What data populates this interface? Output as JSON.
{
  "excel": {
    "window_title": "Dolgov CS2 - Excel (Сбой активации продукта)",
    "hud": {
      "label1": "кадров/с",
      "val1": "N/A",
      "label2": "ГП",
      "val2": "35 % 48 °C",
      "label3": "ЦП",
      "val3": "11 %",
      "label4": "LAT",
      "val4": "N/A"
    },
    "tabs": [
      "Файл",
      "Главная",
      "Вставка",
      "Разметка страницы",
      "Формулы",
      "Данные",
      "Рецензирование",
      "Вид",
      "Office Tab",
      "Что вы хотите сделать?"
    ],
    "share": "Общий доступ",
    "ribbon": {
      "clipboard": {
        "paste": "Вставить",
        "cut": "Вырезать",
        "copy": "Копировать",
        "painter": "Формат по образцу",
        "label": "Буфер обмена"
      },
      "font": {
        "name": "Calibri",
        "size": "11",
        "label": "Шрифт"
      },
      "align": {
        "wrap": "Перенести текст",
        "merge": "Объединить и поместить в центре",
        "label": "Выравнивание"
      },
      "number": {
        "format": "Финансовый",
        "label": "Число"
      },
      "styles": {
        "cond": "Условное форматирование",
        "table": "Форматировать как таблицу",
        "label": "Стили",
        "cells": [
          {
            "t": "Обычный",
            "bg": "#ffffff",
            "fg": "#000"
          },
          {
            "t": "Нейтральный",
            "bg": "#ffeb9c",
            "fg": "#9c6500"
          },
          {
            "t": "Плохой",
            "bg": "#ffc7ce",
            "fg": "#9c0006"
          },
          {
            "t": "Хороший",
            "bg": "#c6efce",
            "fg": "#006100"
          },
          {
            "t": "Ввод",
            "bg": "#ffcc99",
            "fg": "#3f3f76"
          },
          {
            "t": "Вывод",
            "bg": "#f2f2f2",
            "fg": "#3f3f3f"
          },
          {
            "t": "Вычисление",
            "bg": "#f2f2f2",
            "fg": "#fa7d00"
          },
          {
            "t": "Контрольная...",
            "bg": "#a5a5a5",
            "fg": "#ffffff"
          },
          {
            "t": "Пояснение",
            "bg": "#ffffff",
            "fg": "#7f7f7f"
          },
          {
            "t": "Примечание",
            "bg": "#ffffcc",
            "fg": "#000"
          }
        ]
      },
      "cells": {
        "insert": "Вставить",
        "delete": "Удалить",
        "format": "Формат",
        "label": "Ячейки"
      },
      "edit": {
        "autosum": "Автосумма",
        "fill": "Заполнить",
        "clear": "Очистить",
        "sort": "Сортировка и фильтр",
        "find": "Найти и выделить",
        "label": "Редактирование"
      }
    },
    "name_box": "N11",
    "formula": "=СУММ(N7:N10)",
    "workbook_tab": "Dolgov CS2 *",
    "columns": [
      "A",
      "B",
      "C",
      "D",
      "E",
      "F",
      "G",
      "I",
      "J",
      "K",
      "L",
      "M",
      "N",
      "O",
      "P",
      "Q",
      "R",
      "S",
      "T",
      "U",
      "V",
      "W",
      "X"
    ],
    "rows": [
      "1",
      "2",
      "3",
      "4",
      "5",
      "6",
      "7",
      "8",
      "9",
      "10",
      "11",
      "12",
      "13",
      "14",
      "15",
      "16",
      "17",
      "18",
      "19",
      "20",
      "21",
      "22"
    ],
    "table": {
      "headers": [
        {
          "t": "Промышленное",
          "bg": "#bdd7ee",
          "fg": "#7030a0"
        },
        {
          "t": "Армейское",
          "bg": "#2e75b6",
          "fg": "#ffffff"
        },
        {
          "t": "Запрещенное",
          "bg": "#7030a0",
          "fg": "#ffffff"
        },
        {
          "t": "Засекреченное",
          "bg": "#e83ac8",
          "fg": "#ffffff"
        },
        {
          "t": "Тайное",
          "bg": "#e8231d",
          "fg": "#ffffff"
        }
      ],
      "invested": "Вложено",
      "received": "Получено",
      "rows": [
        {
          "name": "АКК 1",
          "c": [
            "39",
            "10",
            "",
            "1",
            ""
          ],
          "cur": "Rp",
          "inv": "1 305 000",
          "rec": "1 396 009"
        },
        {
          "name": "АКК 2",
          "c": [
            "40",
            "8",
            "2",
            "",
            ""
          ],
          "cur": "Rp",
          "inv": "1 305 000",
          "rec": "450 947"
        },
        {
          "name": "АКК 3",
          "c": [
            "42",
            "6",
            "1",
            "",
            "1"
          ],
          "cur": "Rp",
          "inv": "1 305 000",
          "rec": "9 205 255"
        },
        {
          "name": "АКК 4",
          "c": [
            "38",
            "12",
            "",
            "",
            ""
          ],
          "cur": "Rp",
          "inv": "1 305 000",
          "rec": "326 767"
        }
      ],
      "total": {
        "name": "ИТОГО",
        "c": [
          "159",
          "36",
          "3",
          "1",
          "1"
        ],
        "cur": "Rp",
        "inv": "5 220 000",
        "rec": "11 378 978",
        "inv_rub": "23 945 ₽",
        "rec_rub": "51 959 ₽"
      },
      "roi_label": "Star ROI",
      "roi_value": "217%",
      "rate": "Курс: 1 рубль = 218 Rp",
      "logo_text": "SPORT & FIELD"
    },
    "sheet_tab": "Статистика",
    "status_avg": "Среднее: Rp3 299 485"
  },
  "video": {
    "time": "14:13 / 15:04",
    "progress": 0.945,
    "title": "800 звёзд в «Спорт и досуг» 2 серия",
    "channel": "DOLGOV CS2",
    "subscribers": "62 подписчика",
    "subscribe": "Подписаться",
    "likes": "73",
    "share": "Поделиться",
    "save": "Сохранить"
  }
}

**Exercise**. Find the word "table" and list each line it appears in.

**Response**.
        "table": "Форматировать как таблицу",
    "table": {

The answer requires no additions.